WHAT NEEDS TO BE DONE — Extract the stretch of the listing from its first line through the line containing "caption-2c-recsites-word: Recsites <box>518", both ends included, and reproduce those lines without any change.

START SUPPLIED INFORMATION

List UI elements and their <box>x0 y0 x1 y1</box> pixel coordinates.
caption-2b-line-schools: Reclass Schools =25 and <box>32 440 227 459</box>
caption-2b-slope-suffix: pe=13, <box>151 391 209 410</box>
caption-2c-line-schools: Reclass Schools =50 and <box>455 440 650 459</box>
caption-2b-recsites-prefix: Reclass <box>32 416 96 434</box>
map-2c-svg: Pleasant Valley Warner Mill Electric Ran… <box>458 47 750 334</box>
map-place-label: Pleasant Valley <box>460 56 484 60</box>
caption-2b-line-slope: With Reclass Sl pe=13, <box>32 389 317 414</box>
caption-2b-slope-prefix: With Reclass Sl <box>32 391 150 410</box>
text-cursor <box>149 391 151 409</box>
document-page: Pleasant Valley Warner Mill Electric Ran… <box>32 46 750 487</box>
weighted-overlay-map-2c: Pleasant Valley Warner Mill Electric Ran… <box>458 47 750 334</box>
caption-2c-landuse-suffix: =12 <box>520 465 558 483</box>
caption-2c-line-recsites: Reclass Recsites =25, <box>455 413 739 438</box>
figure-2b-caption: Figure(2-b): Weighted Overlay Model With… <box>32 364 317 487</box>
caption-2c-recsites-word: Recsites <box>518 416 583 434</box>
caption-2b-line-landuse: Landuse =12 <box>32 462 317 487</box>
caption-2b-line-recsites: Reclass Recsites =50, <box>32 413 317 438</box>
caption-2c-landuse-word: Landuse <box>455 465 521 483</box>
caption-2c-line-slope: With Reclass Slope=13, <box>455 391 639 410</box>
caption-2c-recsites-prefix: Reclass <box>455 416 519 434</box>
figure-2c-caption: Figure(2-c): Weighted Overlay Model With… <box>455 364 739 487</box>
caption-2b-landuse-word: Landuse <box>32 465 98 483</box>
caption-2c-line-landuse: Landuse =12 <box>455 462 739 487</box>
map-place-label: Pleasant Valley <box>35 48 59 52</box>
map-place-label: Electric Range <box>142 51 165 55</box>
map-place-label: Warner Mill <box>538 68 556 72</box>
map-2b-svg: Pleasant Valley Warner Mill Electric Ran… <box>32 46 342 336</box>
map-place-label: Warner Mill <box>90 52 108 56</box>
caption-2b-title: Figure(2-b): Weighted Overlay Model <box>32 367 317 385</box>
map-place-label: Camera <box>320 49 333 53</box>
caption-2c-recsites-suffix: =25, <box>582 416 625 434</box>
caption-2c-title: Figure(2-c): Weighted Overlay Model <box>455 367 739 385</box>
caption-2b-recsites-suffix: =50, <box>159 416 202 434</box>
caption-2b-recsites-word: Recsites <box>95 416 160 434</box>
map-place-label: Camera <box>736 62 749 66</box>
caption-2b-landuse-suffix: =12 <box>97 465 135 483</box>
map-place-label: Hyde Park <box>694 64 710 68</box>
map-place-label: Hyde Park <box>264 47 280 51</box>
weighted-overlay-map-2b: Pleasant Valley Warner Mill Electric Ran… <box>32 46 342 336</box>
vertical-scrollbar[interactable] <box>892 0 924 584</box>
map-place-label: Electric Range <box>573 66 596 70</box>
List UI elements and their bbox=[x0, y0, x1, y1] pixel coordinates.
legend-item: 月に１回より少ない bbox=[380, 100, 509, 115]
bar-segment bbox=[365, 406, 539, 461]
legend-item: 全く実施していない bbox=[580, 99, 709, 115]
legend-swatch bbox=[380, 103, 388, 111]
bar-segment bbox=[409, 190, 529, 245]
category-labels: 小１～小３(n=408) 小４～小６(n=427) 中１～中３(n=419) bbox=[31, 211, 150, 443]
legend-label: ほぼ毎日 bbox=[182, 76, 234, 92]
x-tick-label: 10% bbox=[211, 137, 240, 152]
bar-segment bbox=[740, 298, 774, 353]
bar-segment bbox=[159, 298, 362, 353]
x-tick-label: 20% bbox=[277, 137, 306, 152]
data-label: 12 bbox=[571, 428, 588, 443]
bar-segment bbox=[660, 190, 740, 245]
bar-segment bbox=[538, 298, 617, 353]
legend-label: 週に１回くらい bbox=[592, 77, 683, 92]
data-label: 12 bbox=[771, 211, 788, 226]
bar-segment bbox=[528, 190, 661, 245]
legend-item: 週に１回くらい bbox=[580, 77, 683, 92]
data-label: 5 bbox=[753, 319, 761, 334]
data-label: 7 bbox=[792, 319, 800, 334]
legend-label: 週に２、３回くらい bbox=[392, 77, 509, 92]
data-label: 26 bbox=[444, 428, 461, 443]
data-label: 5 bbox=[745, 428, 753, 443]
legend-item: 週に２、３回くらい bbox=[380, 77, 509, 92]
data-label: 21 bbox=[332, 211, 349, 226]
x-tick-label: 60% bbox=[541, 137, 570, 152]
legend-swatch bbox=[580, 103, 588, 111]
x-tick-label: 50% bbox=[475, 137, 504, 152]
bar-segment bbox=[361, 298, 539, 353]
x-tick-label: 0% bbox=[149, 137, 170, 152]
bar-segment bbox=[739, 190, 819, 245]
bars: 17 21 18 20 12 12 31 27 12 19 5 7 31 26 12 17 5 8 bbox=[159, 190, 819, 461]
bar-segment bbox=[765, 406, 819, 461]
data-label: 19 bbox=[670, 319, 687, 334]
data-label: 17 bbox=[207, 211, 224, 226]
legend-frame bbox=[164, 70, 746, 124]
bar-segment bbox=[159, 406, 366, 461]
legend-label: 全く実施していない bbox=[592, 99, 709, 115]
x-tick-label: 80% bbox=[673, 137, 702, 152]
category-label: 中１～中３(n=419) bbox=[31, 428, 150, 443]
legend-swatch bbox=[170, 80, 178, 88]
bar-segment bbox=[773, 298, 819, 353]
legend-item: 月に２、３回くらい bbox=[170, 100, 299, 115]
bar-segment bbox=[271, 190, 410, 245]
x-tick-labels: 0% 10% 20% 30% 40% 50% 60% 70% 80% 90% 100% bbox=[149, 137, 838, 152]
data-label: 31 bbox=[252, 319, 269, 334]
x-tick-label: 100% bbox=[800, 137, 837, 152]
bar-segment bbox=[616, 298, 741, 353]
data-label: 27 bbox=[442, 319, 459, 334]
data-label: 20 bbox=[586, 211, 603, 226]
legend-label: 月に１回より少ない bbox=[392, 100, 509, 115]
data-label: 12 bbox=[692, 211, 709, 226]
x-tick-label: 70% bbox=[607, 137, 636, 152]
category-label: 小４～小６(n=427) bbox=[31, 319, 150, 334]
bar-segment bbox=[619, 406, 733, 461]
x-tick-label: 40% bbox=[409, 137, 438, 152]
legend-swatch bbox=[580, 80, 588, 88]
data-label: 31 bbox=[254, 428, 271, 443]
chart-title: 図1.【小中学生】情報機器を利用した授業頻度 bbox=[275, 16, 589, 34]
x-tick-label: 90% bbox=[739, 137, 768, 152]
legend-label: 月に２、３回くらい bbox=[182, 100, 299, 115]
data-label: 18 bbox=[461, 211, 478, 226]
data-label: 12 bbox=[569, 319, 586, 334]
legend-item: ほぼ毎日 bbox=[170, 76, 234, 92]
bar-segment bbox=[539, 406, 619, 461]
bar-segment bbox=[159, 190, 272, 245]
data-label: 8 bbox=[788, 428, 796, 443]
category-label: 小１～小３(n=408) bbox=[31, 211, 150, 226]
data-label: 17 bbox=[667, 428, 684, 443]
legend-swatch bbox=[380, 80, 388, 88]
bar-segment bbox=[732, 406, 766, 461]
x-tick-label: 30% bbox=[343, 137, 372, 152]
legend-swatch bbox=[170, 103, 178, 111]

END SUPPLIED INFORMATION

RESULT OF THIS TASK —
List UI elements and their <box>x0 y0 x1 y1</box> pixel coordinates.
caption-2b-line-schools: Reclass Schools =25 and <box>32 440 227 459</box>
caption-2b-slope-suffix: pe=13, <box>151 391 209 410</box>
caption-2c-line-schools: Reclass Schools =50 and <box>455 440 650 459</box>
caption-2b-recsites-prefix: Reclass <box>32 416 96 434</box>
map-2c-svg: Pleasant Valley Warner Mill Electric Ran… <box>458 47 750 334</box>
map-place-label: Pleasant Valley <box>460 56 484 60</box>
caption-2b-line-slope: With Reclass Sl pe=13, <box>32 389 317 414</box>
caption-2b-slope-prefix: With Reclass Sl <box>32 391 150 410</box>
text-cursor <box>149 391 151 409</box>
document-page: Pleasant Valley Warner Mill Electric Ran… <box>32 46 750 487</box>
weighted-overlay-map-2c: Pleasant Valley Warner Mill Electric Ran… <box>458 47 750 334</box>
caption-2c-landuse-suffix: =12 <box>520 465 558 483</box>
caption-2c-line-recsites: Reclass Recsites =25, <box>455 413 739 438</box>
figure-2b-caption: Figure(2-b): Weighted Overlay Model With… <box>32 364 317 487</box>
caption-2c-recsites-word: Recsites <box>518 416 583 434</box>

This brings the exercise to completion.